____ RECORDS PROVIDED
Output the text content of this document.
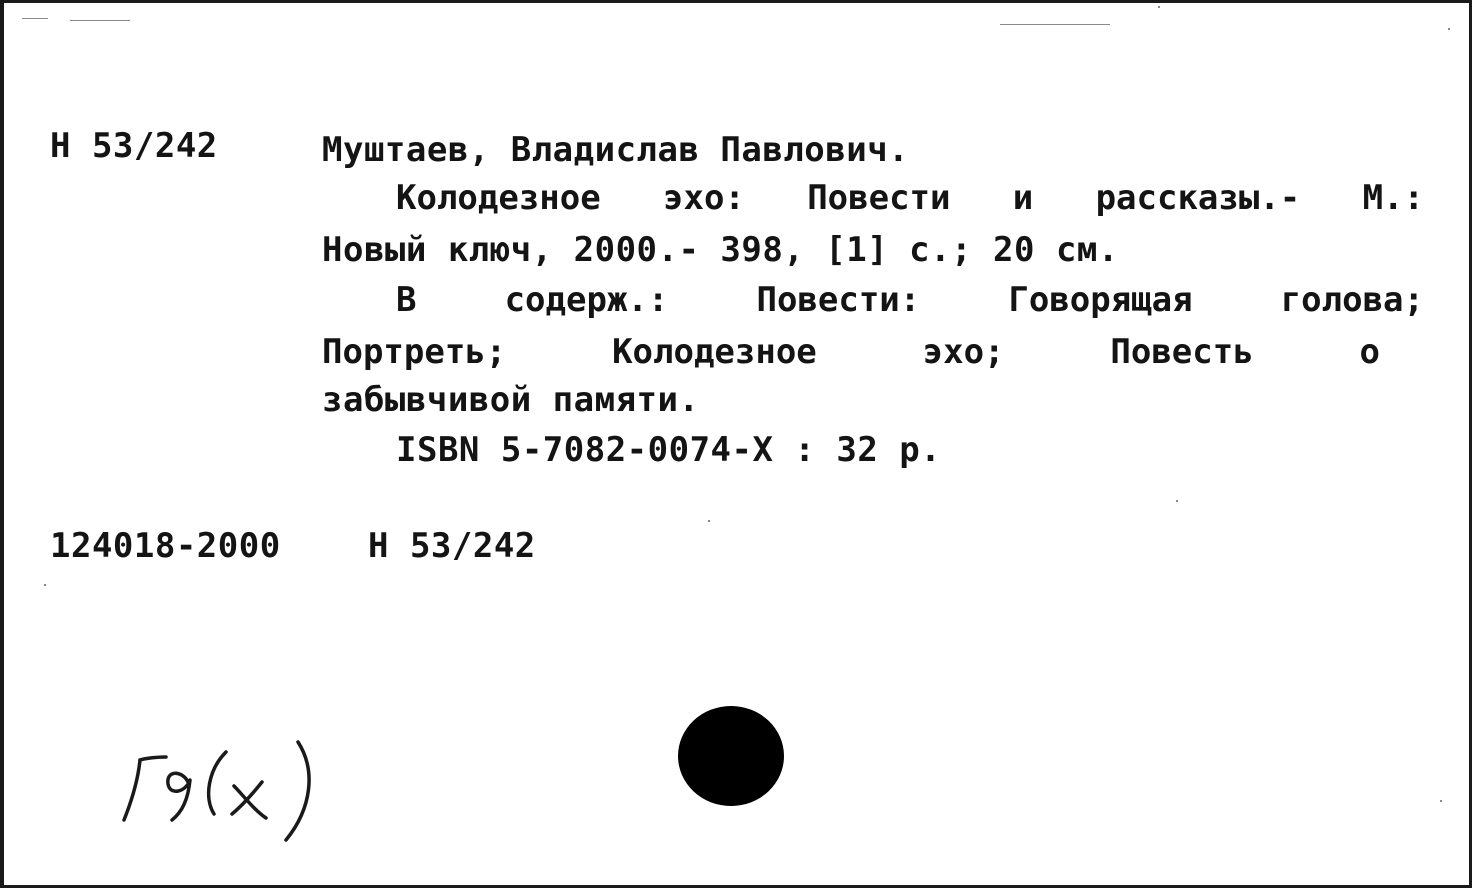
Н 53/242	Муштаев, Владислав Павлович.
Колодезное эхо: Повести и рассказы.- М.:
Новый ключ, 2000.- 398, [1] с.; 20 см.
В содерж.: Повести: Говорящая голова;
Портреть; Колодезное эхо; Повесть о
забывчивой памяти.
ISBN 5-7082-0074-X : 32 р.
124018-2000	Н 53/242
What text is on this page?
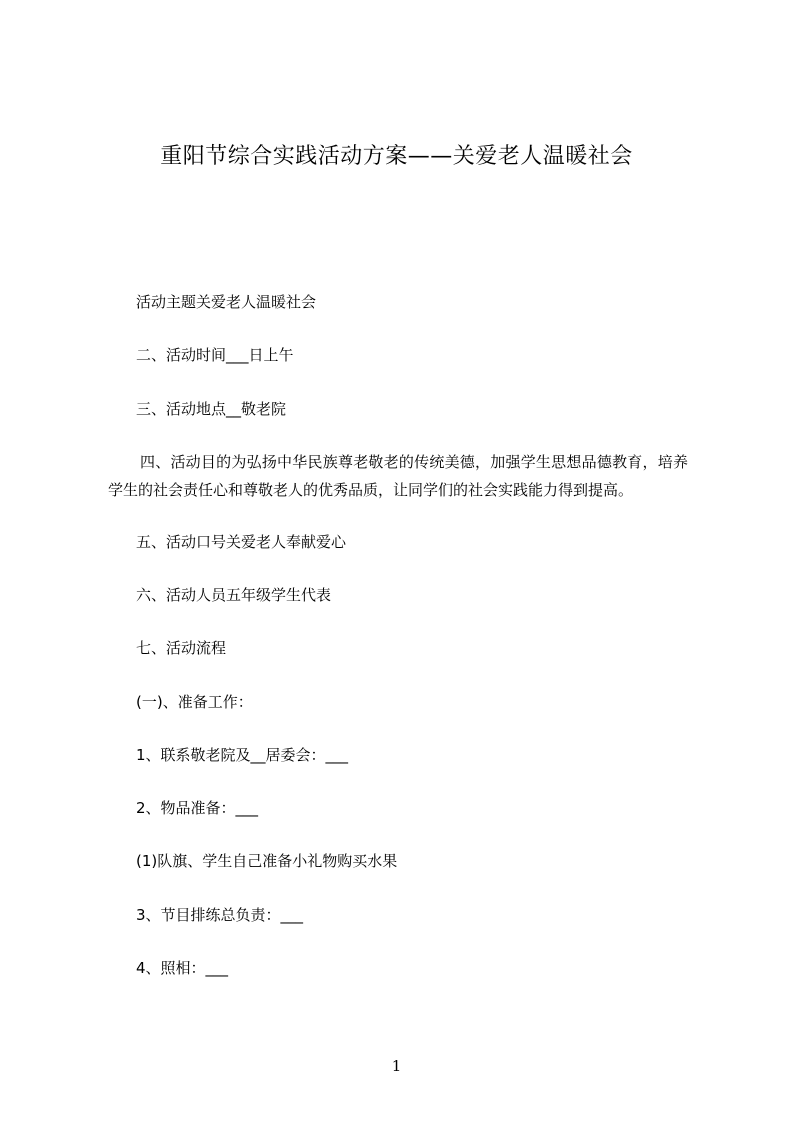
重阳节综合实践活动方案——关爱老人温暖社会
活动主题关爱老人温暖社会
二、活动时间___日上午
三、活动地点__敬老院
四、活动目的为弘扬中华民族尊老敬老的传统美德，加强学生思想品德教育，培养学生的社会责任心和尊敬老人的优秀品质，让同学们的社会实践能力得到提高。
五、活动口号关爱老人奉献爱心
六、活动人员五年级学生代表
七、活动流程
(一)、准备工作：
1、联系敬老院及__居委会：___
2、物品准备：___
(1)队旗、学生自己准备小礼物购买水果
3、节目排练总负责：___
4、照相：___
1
________
#### [GIVEN PROBLEM]
Reproduce the entries above without change, omitting all pictures.

#### [WRITTEN RESPONSE]
Output the text content of this document.
Н 53/242	Муштаев, Владислав Павлович.
Колодезное эхо: Повести и рассказы.- М.:
Новый ключ, 2000.- 398, [1] с.; 20 см.
В содерж.: Повести: Говорящая голова;
Портреть; Колодезное эхо; Повесть о
забывчивой памяти.
ISBN 5-7082-0074-X : 32 р.
124018-2000	Н 53/242
What text is on this page?
重阳节综合实践活动方案——关爱老人温暖社会
活动主题关爱老人温暖社会
二、活动时间___日上午
三、活动地点__敬老院
四、活动目的为弘扬中华民族尊老敬老的传统美德，加强学生思想品德教育，培养学生的社会责任心和尊敬老人的优秀品质，让同学们的社会实践能力得到提高。
五、活动口号关爱老人奉献爱心
六、活动人员五年级学生代表
七、活动流程
(一)、准备工作：
1、联系敬老院及__居委会：___
2、物品准备：___
(1)队旗、学生自己准备小礼物购买水果
3、节目排练总负责：___
4、照相：___
1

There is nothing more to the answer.